Data listing
┌────────
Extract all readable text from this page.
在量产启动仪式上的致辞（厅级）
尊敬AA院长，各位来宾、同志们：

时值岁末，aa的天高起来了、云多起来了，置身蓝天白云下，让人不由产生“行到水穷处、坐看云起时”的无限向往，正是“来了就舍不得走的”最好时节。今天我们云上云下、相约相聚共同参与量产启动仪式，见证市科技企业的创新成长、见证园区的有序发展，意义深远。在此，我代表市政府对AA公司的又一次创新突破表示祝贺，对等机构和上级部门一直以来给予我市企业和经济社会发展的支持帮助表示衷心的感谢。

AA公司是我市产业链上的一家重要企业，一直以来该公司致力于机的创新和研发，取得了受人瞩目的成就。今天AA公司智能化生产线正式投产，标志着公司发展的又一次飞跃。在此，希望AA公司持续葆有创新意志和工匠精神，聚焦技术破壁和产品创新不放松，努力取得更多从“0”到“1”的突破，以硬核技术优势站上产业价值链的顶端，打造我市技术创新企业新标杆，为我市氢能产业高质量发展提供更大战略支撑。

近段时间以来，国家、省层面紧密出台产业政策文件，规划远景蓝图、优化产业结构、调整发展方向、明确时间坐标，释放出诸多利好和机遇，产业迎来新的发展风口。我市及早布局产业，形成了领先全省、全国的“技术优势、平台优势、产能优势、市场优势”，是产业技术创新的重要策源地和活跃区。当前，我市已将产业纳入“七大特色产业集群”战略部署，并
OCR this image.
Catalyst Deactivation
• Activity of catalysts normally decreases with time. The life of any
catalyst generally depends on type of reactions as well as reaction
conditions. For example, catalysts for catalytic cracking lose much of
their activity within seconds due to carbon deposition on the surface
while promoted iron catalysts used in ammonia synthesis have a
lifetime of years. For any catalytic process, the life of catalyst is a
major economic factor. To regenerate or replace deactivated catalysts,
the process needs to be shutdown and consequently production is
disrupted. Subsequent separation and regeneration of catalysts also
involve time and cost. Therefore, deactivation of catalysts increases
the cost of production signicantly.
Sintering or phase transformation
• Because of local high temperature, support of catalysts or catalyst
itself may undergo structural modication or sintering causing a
└────────
REQUIREMENT
Search the preceding listing for the word "life" and pull out every line that holds it.

ANSWER IN FULL
• Activity of catalysts normally decreases with time. The life of any
lifetime of years. For any catalytic process, the life of catalyst is a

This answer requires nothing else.